> DATASET ENTRIES
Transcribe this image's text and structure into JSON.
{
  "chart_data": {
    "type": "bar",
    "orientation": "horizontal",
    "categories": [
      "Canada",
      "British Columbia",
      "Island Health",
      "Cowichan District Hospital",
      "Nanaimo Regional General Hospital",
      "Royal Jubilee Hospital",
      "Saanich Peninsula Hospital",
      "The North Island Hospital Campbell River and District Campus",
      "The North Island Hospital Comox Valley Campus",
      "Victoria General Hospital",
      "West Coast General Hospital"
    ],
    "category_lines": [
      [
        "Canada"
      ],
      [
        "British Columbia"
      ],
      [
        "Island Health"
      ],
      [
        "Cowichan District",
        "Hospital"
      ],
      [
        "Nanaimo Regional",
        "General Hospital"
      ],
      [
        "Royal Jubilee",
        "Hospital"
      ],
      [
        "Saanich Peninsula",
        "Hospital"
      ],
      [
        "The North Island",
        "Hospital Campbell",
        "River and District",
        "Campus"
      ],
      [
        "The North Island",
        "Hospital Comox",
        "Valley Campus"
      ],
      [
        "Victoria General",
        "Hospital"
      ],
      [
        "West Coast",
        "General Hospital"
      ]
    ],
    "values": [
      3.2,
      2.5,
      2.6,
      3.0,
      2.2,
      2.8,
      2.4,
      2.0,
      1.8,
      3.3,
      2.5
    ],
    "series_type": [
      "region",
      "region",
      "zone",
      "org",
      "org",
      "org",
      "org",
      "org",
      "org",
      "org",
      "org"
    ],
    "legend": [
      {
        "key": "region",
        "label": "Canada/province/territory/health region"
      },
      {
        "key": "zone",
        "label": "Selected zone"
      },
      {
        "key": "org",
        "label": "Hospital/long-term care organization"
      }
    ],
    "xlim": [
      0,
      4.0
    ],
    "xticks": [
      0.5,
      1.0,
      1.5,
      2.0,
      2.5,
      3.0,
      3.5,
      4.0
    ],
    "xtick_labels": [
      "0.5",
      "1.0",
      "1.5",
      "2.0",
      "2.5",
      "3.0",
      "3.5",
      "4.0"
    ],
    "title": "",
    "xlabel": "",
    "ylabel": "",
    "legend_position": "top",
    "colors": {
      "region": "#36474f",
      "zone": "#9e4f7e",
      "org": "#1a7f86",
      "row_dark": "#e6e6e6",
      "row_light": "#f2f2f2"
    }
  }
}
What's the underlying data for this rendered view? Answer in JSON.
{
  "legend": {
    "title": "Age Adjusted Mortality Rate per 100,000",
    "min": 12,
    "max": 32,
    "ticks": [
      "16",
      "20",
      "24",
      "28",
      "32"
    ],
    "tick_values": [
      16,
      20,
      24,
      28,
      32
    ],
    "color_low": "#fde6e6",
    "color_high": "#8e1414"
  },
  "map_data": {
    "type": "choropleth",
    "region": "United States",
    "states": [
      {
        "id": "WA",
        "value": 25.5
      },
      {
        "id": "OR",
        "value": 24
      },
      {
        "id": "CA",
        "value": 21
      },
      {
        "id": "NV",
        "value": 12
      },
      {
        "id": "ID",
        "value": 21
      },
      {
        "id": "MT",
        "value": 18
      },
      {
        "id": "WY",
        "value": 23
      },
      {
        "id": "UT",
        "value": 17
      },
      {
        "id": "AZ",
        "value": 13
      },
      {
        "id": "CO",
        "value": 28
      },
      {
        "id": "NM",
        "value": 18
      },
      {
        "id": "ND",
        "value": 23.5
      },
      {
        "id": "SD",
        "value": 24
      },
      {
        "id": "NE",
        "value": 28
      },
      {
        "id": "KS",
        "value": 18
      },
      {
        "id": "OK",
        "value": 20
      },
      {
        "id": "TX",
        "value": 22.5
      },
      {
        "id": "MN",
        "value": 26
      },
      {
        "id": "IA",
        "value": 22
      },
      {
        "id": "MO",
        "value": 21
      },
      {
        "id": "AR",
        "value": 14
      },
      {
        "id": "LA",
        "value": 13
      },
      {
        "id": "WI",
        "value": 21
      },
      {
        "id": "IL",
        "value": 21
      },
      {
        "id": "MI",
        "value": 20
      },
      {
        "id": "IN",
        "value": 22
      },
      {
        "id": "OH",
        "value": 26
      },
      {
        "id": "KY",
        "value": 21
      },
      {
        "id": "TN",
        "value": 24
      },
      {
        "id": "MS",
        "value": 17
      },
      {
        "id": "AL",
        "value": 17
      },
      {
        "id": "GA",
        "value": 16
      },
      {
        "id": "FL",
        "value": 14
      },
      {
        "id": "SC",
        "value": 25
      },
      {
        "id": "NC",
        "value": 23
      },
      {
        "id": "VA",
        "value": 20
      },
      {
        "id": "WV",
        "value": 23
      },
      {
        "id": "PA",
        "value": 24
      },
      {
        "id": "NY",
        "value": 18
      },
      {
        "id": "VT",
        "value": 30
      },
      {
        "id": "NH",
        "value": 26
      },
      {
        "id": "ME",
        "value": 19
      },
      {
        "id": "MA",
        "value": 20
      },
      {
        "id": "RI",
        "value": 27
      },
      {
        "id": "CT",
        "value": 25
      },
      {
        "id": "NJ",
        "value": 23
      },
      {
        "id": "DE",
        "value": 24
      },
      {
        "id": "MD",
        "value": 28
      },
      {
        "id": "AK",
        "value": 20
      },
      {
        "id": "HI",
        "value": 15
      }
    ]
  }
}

> TASK GOAL
Give all of the entries again, word for word.

> FULL OUTPUT
Transcribe this image's text and structure into JSON.
{
  "chart_data": {
    "type": "bar",
    "orientation": "horizontal",
    "categories": [
      "Canada",
      "British Columbia",
      "Island Health",
      "Cowichan District Hospital",
      "Nanaimo Regional General Hospital",
      "Royal Jubilee Hospital",
      "Saanich Peninsula Hospital",
      "The North Island Hospital Campbell River and District Campus",
      "The North Island Hospital Comox Valley Campus",
      "Victoria General Hospital",
      "West Coast General Hospital"
    ],
    "category_lines": [
      [
        "Canada"
      ],
      [
        "British Columbia"
      ],
      [
        "Island Health"
      ],
      [
        "Cowichan District",
        "Hospital"
      ],
      [
        "Nanaimo Regional",
        "General Hospital"
      ],
      [
        "Royal Jubilee",
        "Hospital"
      ],
      [
        "Saanich Peninsula",
        "Hospital"
      ],
      [
        "The North Island",
        "Hospital Campbell",
        "River and District",
        "Campus"
      ],
      [
        "The North Island",
        "Hospital Comox",
        "Valley Campus"
      ],
      [
        "Victoria General",
        "Hospital"
      ],
      [
        "West Coast",
        "General Hospital"
      ]
    ],
    "values": [
      3.2,
      2.5,
      2.6,
      3.0,
      2.2,
      2.8,
      2.4,
      2.0,
      1.8,
      3.3,
      2.5
    ],
    "series_type": [
      "region",
      "region",
      "zone",
      "org",
      "org",
      "org",
      "org",
      "org",
      "org",
      "org",
      "org"
    ],
    "legend": [
      {
        "key": "region",
        "label": "Canada/province/territory/health region"
      },
      {
        "key": "zone",
        "label": "Selected zone"
      },
      {
        "key": "org",
        "label": "Hospital/long-term care organization"
      }
    ],
    "xlim": [
      0,
      4.0
    ],
    "xticks": [
      0.5,
      1.0,
      1.5,
      2.0,
      2.5,
      3.0,
      3.5,
      4.0
    ],
    "xtick_labels": [
      "0.5",
      "1.0",
      "1.5",
      "2.0",
      "2.5",
      "3.0",
      "3.5",
      "4.0"
    ],
    "title": "",
    "xlabel": "",
    "ylabel": "",
    "legend_position": "top",
    "colors": {
      "region": "#36474f",
      "zone": "#9e4f7e",
      "org": "#1a7f86",
      "row_dark": "#e6e6e6",
      "row_light": "#f2f2f2"
    }
  }
}
What's the underlying data for this rendered view? Answer in JSON.
{
  "legend": {
    "title": "Age Adjusted Mortality Rate per 100,000",
    "min": 12,
    "max": 32,
    "ticks": [
      "16",
      "20",
      "24",
      "28",
      "32"
    ],
    "tick_values": [
      16,
      20,
      24,
      28,
      32
    ],
    "color_low": "#fde6e6",
    "color_high": "#8e1414"
  },
  "map_data": {
    "type": "choropleth",
    "region": "United States",
    "states": [
      {
        "id": "WA",
        "value": 25.5
      },
      {
        "id": "OR",
        "value": 24
      },
      {
        "id": "CA",
        "value": 21
      },
      {
        "id": "NV",
        "value": 12
      },
      {
        "id": "ID",
        "value": 21
      },
      {
        "id": "MT",
        "value": 18
      },
      {
        "id": "WY",
        "value": 23
      },
      {
        "id": "UT",
        "value": 17
      },
      {
        "id": "AZ",
        "value": 13
      },
      {
        "id": "CO",
        "value": 28
      },
      {
        "id": "NM",
        "value": 18
      },
      {
        "id": "ND",
        "value": 23.5
      },
      {
        "id": "SD",
        "value": 24
      },
      {
        "id": "NE",
        "value": 28
      },
      {
        "id": "KS",
        "value": 18
      },
      {
        "id": "OK",
        "value": 20
      },
      {
        "id": "TX",
        "value": 22.5
      },
      {
        "id": "MN",
        "value": 26
      },
      {
        "id": "IA",
        "value": 22
      },
      {
        "id": "MO",
        "value": 21
      },
      {
        "id": "AR",
        "value": 14
      },
      {
        "id": "LA",
        "value": 13
      },
      {
        "id": "WI",
        "value": 21
      },
      {
        "id": "IL",
        "value": 21
      },
      {
        "id": "MI",
        "value": 20
      },
      {
        "id": "IN",
        "value": 22
      },
      {
        "id": "OH",
        "value": 26
      },
      {
        "id": "KY",
        "value": 21
      },
      {
        "id": "TN",
        "value": 24
      },
      {
        "id": "MS",
        "value": 17
      },
      {
        "id": "AL",
        "value": 17
      },
      {
        "id": "GA",
        "value": 16
      },
      {
        "id": "FL",
        "value": 14
      },
      {
        "id": "SC",
        "value": 25
      },
      {
        "id": "NC",
        "value": 23
      },
      {
        "id": "VA",
        "value": 20
      },
      {
        "id": "WV",
        "value": 23
      },
      {
        "id": "PA",
        "value": 24
      },
      {
        "id": "NY",
        "value": 18
      },
      {
        "id": "VT",
        "value": 30
      },
      {
        "id": "NH",
        "value": 26
      },
      {
        "id": "ME",
        "value": 19
      },
      {
        "id": "MA",
        "value": 20
      },
      {
        "id": "RI",
        "value": 27
      },
      {
        "id": "CT",
        "value": 25
      },
      {
        "id": "NJ",
        "value": 23
      },
      {
        "id": "DE",
        "value": 24
      },
      {
        "id": "MD",
        "value": 28
      },
      {
        "id": "AK",
        "value": 20
      },
      {
        "id": "HI",
        "value": 15
      }
    ]
  }
}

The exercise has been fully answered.